Input data:

━━━━━━━━━━

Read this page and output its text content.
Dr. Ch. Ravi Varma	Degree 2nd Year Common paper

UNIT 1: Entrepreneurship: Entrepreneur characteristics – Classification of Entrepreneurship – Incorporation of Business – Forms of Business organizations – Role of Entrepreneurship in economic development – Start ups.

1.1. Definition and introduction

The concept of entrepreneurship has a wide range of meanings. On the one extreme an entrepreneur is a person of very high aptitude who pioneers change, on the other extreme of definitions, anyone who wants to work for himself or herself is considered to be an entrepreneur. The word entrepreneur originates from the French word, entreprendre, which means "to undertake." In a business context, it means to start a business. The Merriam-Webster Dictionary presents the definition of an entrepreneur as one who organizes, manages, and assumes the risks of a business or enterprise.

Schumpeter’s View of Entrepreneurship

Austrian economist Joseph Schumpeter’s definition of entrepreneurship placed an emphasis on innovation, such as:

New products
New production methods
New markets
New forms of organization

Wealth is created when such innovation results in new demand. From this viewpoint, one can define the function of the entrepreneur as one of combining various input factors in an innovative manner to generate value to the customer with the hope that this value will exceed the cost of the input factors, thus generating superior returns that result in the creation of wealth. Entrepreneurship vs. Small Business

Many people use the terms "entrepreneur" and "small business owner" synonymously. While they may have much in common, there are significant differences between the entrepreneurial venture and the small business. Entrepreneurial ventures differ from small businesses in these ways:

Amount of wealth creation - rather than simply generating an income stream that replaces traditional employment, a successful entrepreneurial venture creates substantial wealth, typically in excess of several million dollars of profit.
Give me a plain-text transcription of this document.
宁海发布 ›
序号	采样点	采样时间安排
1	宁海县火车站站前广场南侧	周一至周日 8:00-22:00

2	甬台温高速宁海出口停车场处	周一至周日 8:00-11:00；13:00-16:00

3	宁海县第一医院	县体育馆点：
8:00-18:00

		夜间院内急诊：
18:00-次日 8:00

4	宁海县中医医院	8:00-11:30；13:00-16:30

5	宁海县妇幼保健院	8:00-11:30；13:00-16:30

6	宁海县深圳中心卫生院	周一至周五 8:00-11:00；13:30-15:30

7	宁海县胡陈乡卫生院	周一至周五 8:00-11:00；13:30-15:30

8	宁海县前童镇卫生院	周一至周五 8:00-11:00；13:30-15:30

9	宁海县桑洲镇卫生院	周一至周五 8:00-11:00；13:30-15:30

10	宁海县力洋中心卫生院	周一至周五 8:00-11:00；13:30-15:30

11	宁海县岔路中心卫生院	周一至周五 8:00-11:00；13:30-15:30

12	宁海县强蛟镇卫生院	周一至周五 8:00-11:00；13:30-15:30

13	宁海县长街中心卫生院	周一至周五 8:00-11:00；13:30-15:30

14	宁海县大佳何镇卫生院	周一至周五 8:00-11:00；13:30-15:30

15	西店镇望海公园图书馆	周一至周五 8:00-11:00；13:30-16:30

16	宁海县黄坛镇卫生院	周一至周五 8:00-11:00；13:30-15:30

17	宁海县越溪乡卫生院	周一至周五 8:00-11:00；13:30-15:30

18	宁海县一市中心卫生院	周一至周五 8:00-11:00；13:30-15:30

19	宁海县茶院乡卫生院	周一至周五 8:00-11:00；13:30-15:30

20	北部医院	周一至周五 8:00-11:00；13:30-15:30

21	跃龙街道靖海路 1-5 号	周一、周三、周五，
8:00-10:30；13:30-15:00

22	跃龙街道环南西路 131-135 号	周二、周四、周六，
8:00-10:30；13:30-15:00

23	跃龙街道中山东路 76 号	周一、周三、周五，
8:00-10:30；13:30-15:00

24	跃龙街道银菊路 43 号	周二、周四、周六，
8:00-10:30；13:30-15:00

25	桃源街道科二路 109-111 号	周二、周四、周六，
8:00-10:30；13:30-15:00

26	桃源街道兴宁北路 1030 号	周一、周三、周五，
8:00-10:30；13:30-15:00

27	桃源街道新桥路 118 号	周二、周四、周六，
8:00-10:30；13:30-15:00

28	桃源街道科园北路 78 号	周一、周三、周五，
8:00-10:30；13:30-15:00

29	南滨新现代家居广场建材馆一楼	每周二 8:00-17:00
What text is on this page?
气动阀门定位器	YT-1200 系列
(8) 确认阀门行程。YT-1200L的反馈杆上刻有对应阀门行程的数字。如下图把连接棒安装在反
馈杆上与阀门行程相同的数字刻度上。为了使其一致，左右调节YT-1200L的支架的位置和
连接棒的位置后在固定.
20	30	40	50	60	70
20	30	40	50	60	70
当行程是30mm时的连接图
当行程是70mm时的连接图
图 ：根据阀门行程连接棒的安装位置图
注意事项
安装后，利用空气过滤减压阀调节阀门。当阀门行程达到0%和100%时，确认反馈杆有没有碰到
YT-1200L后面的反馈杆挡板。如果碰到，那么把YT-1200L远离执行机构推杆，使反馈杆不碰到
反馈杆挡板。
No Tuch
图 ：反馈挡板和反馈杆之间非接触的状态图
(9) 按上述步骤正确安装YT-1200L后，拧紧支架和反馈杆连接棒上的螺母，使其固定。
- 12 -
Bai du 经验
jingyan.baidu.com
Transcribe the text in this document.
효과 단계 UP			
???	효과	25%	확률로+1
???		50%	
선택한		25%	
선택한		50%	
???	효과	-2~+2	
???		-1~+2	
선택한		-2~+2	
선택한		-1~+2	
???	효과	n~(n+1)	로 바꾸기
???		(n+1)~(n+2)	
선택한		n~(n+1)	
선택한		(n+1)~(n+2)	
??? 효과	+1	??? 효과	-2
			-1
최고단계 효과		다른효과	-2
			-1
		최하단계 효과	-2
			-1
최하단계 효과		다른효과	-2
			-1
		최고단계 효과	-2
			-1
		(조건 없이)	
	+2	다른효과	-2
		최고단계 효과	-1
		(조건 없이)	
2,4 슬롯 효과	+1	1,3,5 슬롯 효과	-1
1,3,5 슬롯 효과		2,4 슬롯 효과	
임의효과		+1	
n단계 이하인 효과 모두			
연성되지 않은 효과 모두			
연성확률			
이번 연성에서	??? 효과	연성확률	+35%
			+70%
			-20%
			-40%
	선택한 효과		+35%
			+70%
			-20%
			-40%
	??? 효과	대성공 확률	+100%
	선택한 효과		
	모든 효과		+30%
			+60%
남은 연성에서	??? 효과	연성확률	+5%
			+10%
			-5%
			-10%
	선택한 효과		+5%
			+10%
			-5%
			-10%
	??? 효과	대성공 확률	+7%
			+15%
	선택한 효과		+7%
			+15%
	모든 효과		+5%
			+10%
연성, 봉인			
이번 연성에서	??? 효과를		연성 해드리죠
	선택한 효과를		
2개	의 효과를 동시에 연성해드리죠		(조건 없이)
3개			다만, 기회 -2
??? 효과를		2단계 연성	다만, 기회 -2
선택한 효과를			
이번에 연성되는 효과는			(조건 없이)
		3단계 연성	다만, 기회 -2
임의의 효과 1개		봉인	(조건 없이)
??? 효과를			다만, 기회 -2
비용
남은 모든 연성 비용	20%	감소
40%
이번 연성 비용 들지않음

━━━━━━━━━━

Stated exercise: Return all of the data exactly as it reads.

Result of the task:
Read this page and output its text content.
Dr. Ch. Ravi Varma	Degree 2nd Year Common paper

UNIT 1: Entrepreneurship: Entrepreneur characteristics – Classification of Entrepreneurship – Incorporation of Business – Forms of Business organizations – Role of Entrepreneurship in economic development – Start ups.

1.1. Definition and introduction

The concept of entrepreneurship has a wide range of meanings. On the one extreme an entrepreneur is a person of very high aptitude who pioneers change, on the other extreme of definitions, anyone who wants to work for himself or herself is considered to be an entrepreneur. The word entrepreneur originates from the French word, entreprendre, which means "to undertake." In a business context, it means to start a business. The Merriam-Webster Dictionary presents the definition of an entrepreneur as one who organizes, manages, and assumes the risks of a business or enterprise.

Schumpeter’s View of Entrepreneurship

Austrian economist Joseph Schumpeter’s definition of entrepreneurship placed an emphasis on innovation, such as:

New products
New production methods
New markets
New forms of organization

Wealth is created when such innovation results in new demand. From this viewpoint, one can define the function of the entrepreneur as one of combining various input factors in an innovative manner to generate value to the customer with the hope that this value will exceed the cost of the input factors, thus generating superior returns that result in the creation of wealth. Entrepreneurship vs. Small Business

Many people use the terms "entrepreneur" and "small business owner" synonymously. While they may have much in common, there are significant differences between the entrepreneurial venture and the small business. Entrepreneurial ventures differ from small businesses in these ways:

Amount of wealth creation - rather than simply generating an income stream that replaces traditional employment, a successful entrepreneurial venture creates substantial wealth, typically in excess of several million dollars of profit.
Give me a plain-text transcription of this document.
宁海发布 ›
序号	采样点	采样时间安排
1	宁海县火车站站前广场南侧	周一至周日 8:00-22:00

2	甬台温高速宁海出口停车场处	周一至周日 8:00-11:00；13:00-16:00

3	宁海县第一医院	县体育馆点：
8:00-18:00

		夜间院内急诊：
18:00-次日 8:00

4	宁海县中医医院	8:00-11:30；13:00-16:30

5	宁海县妇幼保健院	8:00-11:30；13:00-16:30

6	宁海县深圳中心卫生院	周一至周五 8:00-11:00；13:30-15:30

7	宁海县胡陈乡卫生院	周一至周五 8:00-11:00；13:30-15:30

8	宁海县前童镇卫生院	周一至周五 8:00-11:00；13:30-15:30

9	宁海县桑洲镇卫生院	周一至周五 8:00-11:00；13:30-15:30

10	宁海县力洋中心卫生院	周一至周五 8:00-11:00；13:30-15:30

11	宁海县岔路中心卫生院	周一至周五 8:00-11:00；13:30-15:30

12	宁海县强蛟镇卫生院	周一至周五 8:00-11:00；13:30-15:30

13	宁海县长街中心卫生院	周一至周五 8:00-11:00；13:30-15:30

14	宁海县大佳何镇卫生院	周一至周五 8:00-11:00；13:30-15:30

15	西店镇望海公园图书馆	周一至周五 8:00-11:00；13:30-16:30

16	宁海县黄坛镇卫生院	周一至周五 8:00-11:00；13:30-15:30

17	宁海县越溪乡卫生院	周一至周五 8:00-11:00；13:30-15:30

18	宁海县一市中心卫生院	周一至周五 8:00-11:00；13:30-15:30

19	宁海县茶院乡卫生院	周一至周五 8:00-11:00；13:30-15:30

20	北部医院	周一至周五 8:00-11:00；13:30-15:30

21	跃龙街道靖海路 1-5 号	周一、周三、周五，
8:00-10:30；13:30-15:00

22	跃龙街道环南西路 131-135 号	周二、周四、周六，
8:00-10:30；13:30-15:00

23	跃龙街道中山东路 76 号	周一、周三、周五，
8:00-10:30；13:30-15:00

24	跃龙街道银菊路 43 号	周二、周四、周六，
8:00-10:30；13:30-15:00

25	桃源街道科二路 109-111 号	周二、周四、周六，
8:00-10:30；13:30-15:00

26	桃源街道兴宁北路 1030 号	周一、周三、周五，
8:00-10:30；13:30-15:00

27	桃源街道新桥路 118 号	周二、周四、周六，
8:00-10:30；13:30-15:00

28	桃源街道科园北路 78 号	周一、周三、周五，
8:00-10:30；13:30-15:00

29	南滨新现代家居广场建材馆一楼	每周二 8:00-17:00
What text is on this page?
气动阀门定位器	YT-1200 系列
(8) 确认阀门行程。YT-1200L的反馈杆上刻有对应阀门行程的数字。如下图把连接棒安装在反
馈杆上与阀门行程相同的数字刻度上。为了使其一致，左右调节YT-1200L的支架的位置和
连接棒的位置后在固定.
20	30	40	50	60	70
20	30	40	50	60	70
当行程是30mm时的连接图
当行程是70mm时的连接图
图 ：根据阀门行程连接棒的安装位置图
注意事项
安装后，利用空气过滤减压阀调节阀门。当阀门行程达到0%和100%时，确认反馈杆有没有碰到
YT-1200L后面的反馈杆挡板。如果碰到，那么把YT-1200L远离执行机构推杆，使反馈杆不碰到
反馈杆挡板。
No Tuch
图 ：反馈挡板和反馈杆之间非接触的状态图
(9) 按上述步骤正确安装YT-1200L后，拧紧支架和反馈杆连接棒上的螺母，使其固定。
- 12 -
Bai du 经验
jingyan.baidu.com
Transcribe the text in this document.
효과 단계 UP			
???	효과	25%	확률로+1
???		50%	
선택한		25%	
선택한		50%	
???	효과	-2~+2	
???		-1~+2	
선택한		-2~+2	
선택한		-1~+2	
???	효과	n~(n+1)	로 바꾸기
???		(n+1)~(n+2)	
선택한		n~(n+1)	
선택한		(n+1)~(n+2)	
??? 효과	+1	??? 효과	-2
			-1
최고단계 효과		다른효과	-2
			-1
		최하단계 효과	-2
			-1
최하단계 효과		다른효과	-2
			-1
		최고단계 효과	-2
			-1
		(조건 없이)	
	+2	다른효과	-2
		최고단계 효과	-1
		(조건 없이)	
2,4 슬롯 효과	+1	1,3,5 슬롯 효과	-1
1,3,5 슬롯 효과		2,4 슬롯 효과	
임의효과		+1	
n단계 이하인 효과 모두			
연성되지 않은 효과 모두			
연성확률			
이번 연성에서	??? 효과	연성확률	+35%
			+70%
			-20%
			-40%
	선택한 효과		+35%
			+70%
			-20%
			-40%
	??? 효과	대성공 확률	+100%
	선택한 효과		
	모든 효과		+30%
			+60%
남은 연성에서	??? 효과	연성확률	+5%
			+10%
			-5%
			-10%
	선택한 효과		+5%
			+10%
			-5%
			-10%
	??? 효과	대성공 확률	+7%
			+15%
	선택한 효과		+7%
			+15%
	모든 효과		+5%
			+10%
연성, 봉인			
이번 연성에서	??? 효과를		연성 해드리죠
	선택한 효과를		
2개	의 효과를 동시에 연성해드리죠		(조건 없이)
3개			다만, 기회 -2
??? 효과를		2단계 연성	다만, 기회 -2
선택한 효과를			
이번에 연성되는 효과는			(조건 없이)
		3단계 연성	다만, 기회 -2
임의의 효과 1개		봉인	(조건 없이)
??? 효과를			다만, 기회 -2
비용
남은 모든 연성 비용	20%	감소
40%
이번 연성 비용 들지않음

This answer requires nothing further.